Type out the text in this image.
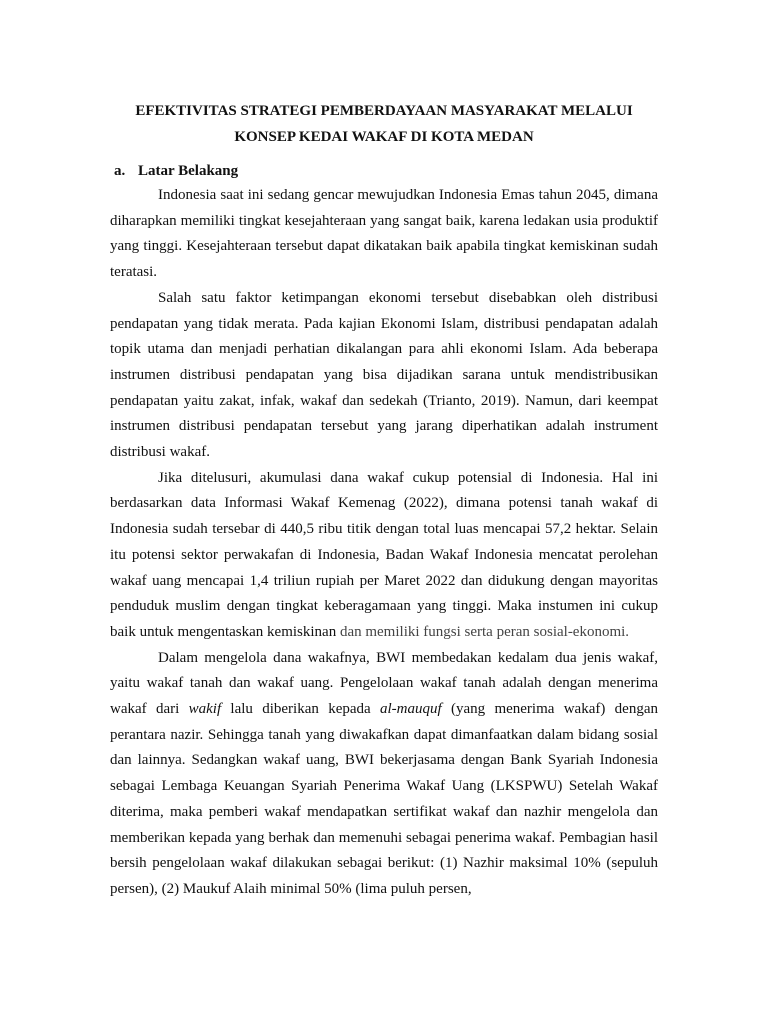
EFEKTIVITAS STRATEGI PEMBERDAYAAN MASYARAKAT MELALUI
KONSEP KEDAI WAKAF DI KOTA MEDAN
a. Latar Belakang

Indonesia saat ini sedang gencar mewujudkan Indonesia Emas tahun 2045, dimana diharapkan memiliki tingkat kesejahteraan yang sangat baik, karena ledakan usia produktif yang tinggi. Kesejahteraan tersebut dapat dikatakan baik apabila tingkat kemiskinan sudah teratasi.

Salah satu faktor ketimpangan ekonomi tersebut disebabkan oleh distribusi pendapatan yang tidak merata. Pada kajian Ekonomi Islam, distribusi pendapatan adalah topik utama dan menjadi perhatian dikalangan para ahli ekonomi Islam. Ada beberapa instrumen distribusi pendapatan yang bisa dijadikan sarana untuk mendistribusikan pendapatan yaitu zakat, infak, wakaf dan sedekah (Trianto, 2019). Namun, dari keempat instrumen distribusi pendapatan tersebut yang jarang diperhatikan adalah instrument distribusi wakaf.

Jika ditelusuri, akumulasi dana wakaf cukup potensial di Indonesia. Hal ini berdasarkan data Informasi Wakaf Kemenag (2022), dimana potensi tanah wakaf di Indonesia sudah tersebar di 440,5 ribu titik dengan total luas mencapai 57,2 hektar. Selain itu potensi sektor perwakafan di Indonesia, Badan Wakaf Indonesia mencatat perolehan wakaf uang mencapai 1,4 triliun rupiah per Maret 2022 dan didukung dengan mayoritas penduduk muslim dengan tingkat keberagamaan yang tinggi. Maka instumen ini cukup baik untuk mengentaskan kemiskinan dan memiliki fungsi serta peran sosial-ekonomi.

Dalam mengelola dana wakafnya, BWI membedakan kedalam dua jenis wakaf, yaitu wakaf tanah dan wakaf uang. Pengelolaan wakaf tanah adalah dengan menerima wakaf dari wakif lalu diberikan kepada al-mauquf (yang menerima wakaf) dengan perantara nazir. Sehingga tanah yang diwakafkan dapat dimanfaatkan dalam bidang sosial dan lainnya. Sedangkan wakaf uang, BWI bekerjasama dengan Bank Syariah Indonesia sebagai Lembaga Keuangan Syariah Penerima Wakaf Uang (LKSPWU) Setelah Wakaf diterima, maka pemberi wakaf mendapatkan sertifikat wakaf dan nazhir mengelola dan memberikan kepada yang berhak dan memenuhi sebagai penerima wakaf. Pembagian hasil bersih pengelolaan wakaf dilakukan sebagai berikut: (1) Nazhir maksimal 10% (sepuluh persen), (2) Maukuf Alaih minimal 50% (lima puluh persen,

________

_WHAT THE TASK REQUIRES_:
What is the number of lines that hold the string "untuk"? Reply with that number alone.

_PROBLEM SOLUTION_:
2